**What the task requires**
In the listing below, how many lines contain the word "EPDE"? Please respond with the number only.

(begin)

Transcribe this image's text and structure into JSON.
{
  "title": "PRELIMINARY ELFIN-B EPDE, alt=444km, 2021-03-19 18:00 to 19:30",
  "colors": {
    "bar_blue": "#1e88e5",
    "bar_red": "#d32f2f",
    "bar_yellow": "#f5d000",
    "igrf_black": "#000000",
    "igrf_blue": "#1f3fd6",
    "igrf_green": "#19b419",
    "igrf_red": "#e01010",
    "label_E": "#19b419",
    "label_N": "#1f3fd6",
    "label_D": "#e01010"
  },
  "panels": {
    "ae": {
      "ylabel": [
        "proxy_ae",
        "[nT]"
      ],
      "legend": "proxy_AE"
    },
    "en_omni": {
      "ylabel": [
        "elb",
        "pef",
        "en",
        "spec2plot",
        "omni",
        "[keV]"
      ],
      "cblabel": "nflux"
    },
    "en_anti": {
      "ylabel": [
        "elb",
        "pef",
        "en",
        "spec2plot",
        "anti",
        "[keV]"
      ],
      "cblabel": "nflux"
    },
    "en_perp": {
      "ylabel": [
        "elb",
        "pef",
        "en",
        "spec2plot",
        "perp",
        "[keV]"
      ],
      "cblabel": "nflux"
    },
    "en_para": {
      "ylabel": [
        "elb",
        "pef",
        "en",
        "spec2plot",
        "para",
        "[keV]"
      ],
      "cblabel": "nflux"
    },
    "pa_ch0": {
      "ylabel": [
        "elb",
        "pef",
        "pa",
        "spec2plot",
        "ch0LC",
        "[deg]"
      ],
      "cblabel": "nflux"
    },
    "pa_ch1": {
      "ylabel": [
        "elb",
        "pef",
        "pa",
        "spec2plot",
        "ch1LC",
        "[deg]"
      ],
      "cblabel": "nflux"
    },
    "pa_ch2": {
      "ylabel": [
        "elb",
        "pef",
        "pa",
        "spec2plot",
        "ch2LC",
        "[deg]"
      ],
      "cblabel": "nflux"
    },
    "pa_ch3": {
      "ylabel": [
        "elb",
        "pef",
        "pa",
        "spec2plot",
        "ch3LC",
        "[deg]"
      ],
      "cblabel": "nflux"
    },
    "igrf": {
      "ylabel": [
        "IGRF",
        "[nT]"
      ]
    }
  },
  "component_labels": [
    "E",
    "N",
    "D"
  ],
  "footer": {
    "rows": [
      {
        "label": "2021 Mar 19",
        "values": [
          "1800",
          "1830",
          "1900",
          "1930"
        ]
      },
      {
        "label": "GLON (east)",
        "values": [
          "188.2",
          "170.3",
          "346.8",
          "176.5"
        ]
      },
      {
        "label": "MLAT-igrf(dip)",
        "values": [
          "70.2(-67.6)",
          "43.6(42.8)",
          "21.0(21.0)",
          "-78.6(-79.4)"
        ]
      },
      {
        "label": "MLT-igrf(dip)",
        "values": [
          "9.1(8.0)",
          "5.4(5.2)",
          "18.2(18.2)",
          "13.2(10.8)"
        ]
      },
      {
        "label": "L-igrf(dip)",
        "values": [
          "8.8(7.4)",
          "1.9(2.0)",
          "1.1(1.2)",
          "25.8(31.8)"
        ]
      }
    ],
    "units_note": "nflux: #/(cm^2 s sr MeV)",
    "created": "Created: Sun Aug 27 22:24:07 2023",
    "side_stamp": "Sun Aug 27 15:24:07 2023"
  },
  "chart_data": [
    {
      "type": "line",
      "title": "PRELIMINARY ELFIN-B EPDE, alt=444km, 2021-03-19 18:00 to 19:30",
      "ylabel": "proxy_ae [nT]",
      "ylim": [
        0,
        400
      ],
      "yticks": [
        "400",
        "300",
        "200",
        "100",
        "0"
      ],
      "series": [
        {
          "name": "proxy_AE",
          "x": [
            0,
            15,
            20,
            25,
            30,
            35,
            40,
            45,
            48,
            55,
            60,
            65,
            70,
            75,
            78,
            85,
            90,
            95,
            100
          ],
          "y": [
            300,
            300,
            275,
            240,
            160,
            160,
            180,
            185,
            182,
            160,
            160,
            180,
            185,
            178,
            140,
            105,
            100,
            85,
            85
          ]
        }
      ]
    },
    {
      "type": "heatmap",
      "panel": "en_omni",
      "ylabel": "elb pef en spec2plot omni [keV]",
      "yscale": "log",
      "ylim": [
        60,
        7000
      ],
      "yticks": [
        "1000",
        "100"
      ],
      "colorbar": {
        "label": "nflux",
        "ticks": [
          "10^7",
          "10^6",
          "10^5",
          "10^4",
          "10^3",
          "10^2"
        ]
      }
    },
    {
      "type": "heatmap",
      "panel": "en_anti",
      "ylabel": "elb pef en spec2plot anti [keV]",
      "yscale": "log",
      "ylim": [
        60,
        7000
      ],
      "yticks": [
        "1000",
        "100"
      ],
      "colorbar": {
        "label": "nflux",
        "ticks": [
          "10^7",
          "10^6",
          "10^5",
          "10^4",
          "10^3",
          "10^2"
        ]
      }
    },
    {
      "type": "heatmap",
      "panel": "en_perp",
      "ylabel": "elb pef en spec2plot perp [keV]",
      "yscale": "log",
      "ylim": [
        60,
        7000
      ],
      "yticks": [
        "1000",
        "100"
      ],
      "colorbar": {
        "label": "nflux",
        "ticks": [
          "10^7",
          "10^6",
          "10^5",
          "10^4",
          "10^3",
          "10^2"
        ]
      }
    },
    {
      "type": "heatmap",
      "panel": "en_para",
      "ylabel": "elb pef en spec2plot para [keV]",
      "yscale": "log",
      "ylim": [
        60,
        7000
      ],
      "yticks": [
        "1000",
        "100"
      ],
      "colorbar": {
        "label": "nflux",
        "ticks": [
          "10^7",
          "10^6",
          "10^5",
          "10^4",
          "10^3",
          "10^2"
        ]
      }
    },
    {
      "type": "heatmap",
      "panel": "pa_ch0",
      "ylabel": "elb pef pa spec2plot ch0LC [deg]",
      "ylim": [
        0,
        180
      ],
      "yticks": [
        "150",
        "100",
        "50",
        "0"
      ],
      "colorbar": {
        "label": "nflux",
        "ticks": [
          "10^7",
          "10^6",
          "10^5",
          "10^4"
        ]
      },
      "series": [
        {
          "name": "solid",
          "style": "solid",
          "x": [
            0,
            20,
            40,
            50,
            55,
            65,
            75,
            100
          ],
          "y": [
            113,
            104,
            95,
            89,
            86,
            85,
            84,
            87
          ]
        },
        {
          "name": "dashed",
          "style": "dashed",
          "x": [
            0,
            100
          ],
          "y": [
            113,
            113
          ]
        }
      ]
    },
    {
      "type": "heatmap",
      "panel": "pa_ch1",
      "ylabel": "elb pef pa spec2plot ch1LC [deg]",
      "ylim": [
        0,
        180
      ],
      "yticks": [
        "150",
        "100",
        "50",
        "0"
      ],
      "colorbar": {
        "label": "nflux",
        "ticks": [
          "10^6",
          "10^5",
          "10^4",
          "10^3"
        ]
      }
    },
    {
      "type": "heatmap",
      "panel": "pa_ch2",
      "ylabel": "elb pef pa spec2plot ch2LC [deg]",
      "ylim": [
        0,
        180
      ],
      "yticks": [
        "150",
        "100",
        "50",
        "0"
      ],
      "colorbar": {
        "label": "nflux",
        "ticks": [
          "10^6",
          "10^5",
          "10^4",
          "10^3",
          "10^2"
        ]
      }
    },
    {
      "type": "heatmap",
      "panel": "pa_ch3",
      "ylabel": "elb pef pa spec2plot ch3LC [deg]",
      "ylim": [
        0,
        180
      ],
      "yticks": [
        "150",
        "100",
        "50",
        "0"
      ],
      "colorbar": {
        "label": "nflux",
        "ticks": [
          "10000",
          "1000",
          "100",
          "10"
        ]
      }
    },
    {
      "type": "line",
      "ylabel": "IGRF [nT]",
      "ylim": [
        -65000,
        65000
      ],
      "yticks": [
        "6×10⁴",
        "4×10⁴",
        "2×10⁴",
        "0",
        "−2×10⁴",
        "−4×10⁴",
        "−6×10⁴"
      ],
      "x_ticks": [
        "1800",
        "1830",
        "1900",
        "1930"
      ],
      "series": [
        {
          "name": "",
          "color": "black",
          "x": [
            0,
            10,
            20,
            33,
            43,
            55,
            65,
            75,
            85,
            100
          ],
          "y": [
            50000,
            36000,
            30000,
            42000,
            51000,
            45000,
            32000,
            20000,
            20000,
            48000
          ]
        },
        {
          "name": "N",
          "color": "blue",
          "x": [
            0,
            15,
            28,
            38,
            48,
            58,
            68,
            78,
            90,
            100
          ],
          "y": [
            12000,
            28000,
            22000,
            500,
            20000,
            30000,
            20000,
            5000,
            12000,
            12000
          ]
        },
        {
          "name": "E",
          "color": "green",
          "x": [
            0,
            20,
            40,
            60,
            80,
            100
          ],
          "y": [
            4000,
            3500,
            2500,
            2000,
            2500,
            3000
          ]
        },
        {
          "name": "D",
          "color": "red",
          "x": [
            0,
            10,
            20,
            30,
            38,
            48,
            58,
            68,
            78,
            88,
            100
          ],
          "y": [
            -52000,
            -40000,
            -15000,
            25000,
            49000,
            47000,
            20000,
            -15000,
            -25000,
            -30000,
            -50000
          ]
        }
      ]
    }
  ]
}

(end)

**Complete response**
2